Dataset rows

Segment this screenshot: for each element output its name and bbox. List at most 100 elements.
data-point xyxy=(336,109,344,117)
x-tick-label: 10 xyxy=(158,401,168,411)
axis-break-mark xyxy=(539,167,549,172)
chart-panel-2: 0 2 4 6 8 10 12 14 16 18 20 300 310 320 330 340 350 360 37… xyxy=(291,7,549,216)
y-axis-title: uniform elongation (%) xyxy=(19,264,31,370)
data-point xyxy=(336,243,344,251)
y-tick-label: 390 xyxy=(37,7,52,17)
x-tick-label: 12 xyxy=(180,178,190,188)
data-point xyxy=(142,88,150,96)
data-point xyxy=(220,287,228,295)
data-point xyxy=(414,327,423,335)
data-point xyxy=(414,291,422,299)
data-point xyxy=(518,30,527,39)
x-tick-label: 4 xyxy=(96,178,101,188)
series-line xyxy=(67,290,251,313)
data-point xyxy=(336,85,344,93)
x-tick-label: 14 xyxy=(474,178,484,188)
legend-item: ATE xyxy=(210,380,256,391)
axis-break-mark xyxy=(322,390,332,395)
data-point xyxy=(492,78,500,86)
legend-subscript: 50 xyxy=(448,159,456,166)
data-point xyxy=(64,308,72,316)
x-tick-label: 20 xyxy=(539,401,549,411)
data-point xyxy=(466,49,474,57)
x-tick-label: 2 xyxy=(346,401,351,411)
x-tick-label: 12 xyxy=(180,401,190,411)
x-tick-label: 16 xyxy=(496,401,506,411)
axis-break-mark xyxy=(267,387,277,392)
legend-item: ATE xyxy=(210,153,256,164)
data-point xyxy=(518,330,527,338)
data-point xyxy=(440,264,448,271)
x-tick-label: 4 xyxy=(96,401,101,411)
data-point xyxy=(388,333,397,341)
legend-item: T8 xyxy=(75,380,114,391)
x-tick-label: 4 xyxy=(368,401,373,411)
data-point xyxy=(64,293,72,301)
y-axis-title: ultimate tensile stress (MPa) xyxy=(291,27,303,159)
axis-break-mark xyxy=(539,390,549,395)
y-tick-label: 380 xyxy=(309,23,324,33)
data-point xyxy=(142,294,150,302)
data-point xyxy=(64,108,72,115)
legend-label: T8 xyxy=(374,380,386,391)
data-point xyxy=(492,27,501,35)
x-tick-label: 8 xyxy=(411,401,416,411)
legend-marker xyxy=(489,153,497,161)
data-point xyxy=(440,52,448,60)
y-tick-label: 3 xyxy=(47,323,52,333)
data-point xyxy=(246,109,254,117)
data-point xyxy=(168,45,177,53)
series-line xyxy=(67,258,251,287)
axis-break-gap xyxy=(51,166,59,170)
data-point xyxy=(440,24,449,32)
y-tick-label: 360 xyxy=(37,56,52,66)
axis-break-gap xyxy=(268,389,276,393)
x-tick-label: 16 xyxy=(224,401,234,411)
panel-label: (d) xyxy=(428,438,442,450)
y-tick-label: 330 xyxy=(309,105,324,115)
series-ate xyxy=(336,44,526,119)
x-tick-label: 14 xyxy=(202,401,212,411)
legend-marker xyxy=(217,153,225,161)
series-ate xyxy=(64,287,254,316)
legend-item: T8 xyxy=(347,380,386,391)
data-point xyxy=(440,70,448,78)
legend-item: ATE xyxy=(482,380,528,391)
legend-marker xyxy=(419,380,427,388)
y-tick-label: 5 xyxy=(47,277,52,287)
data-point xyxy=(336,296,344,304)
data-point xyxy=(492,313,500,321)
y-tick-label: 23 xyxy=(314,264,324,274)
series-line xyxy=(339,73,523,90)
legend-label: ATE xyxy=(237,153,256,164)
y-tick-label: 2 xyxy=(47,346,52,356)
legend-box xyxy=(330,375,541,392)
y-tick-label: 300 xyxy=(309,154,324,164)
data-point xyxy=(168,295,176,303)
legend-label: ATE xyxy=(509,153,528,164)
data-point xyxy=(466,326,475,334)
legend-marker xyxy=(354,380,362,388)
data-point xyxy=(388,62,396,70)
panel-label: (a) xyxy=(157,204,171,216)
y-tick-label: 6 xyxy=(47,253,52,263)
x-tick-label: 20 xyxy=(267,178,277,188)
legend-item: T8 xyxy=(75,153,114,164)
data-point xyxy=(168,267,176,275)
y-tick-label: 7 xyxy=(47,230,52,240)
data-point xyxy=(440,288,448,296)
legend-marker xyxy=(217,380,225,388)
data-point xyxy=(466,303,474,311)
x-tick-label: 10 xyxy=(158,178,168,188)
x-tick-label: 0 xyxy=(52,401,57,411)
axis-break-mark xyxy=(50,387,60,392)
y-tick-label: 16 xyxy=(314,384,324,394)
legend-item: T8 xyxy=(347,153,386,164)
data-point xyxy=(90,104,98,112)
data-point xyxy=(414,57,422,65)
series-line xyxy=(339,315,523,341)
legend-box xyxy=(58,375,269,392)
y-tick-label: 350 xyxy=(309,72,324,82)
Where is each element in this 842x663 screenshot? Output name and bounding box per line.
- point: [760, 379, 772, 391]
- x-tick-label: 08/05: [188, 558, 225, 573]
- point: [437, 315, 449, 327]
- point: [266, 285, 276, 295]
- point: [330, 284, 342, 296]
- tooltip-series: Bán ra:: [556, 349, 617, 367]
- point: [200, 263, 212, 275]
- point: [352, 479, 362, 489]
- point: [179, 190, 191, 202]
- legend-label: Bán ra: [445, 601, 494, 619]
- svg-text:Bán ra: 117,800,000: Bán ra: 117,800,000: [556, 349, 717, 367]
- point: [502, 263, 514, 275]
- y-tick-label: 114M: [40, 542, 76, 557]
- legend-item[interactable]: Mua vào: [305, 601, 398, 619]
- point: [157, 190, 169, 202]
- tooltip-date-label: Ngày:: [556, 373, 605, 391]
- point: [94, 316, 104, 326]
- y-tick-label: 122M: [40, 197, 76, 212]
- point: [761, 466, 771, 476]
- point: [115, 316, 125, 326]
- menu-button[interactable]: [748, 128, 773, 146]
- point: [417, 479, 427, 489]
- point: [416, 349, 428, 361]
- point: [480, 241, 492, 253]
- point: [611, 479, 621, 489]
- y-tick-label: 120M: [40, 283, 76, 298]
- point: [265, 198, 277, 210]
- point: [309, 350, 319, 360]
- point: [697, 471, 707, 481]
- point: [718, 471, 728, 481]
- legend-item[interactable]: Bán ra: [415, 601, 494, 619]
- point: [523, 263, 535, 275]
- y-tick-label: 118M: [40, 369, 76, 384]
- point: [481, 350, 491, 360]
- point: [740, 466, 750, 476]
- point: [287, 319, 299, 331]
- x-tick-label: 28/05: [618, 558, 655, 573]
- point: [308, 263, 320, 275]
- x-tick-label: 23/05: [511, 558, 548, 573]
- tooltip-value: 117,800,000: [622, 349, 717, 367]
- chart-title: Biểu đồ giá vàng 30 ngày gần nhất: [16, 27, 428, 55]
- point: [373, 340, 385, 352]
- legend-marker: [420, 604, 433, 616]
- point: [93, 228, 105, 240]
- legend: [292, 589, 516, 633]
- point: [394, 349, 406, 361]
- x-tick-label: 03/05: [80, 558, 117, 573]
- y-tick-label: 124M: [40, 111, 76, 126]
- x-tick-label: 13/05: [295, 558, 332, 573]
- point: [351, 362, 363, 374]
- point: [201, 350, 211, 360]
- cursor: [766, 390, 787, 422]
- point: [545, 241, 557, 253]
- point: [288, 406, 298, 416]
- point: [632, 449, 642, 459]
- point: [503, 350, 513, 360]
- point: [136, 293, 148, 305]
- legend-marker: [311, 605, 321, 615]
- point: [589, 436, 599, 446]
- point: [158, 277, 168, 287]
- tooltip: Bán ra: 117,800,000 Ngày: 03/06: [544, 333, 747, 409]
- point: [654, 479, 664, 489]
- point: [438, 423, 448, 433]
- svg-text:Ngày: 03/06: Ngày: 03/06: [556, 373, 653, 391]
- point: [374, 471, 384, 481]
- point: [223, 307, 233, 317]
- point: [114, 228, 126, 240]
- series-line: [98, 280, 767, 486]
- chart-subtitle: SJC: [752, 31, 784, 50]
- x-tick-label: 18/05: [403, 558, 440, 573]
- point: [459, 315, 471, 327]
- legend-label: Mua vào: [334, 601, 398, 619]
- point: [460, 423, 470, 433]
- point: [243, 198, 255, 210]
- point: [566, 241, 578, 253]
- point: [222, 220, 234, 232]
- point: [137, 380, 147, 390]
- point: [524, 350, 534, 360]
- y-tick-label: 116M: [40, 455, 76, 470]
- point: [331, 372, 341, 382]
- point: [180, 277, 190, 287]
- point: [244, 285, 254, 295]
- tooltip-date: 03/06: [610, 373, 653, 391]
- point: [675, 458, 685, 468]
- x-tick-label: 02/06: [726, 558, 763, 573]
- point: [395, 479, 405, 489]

▸ **EXERCISE BRIEF**: Reproduce the material word for word from its first line through the line that contains "axis-break-mark xyxy=(322,390,332,395)", including both of those lines.

▸ **ANSWER TO THE PROBLEM**:
Segment this screenshot: for each element output its name and bbox. List at most 100 elements.
data-point xyxy=(336,109,344,117)
x-tick-label: 10 xyxy=(158,401,168,411)
axis-break-mark xyxy=(539,167,549,172)
chart-panel-2: 0 2 4 6 8 10 12 14 16 18 20 300 310 320 330 340 350 360 37… xyxy=(291,7,549,216)
y-axis-title: uniform elongation (%) xyxy=(19,264,31,370)
data-point xyxy=(336,243,344,251)
y-tick-label: 390 xyxy=(37,7,52,17)
x-tick-label: 12 xyxy=(180,178,190,188)
data-point xyxy=(142,88,150,96)
data-point xyxy=(220,287,228,295)
data-point xyxy=(414,327,423,335)
data-point xyxy=(414,291,422,299)
data-point xyxy=(518,30,527,39)
x-tick-label: 4 xyxy=(96,178,101,188)
series-line xyxy=(67,290,251,313)
data-point xyxy=(336,85,344,93)
x-tick-label: 14 xyxy=(474,178,484,188)
legend-item: ATE xyxy=(210,380,256,391)
axis-break-mark xyxy=(322,390,332,395)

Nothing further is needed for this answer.